Housing, economic development, mental health issues and recovery in the aftermath of the coronavirus pandemic top the priorities for the six new incoming Montgomery County Council members , the council president told reporters Monday.
Council president Gabe Albornoz said that the members-elects — Laurie-Anne Sayles (at-large), Marilyn Balcombe (District 2), Kate Stewart (District 4), Kristin Mink (District 5), Natali Fani-Gonzalez (District 6), and Dawn Luedtke (District 7) — will bring “tremendous diversity” to the incoming council. They were part of a Democratic sweep of the County Council seats last week.
The current council, consisting of nine members, will grow to 11 members in December, after county voters approved a ballot measure in 2020 to expand the number of council districts from five to seven. Four at-large council members remain in the new structure.
Albornoz said Monday that the new council will focus on any solution to help create more affordable housing options for residents.Rent stabilization is on the table, but there needs to be a “holistic” approach to solving that issue, Albornoz said.
On public safety, amid higher levels of crime countywide, Albornoz said there may be some disagreement. But actions will be taken by the council, he said.

#### DATASET CONTENT:
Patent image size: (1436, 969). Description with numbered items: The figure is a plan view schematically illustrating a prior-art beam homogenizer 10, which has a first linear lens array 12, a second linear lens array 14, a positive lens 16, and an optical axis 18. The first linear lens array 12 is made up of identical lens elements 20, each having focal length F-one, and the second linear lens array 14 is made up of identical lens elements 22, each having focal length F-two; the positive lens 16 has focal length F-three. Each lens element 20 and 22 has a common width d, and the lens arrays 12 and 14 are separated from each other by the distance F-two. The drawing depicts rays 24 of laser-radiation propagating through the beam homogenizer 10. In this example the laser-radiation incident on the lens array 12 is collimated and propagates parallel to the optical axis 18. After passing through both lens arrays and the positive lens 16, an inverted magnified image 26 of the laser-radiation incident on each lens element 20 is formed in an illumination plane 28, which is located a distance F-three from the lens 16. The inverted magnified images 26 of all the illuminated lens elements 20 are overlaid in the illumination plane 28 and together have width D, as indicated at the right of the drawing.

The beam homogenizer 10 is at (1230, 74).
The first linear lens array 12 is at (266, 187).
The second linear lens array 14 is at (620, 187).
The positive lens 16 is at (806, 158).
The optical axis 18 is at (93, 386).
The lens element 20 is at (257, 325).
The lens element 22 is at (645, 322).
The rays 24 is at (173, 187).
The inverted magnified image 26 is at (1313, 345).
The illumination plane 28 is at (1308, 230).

#### WHAT THIS TASK INVOLVES:
Quote the council article from "The current council, consisting" to "the new structure.". The records come from a source unrelated to the text.

#### EXERCISE OUTPUT:
The current council, consisting of nine members, will grow to 11 members in December, after county voters approved a ballot measure in 2020 to expand the number of council districts from five to seven. Four at-large council members remain in the new structure.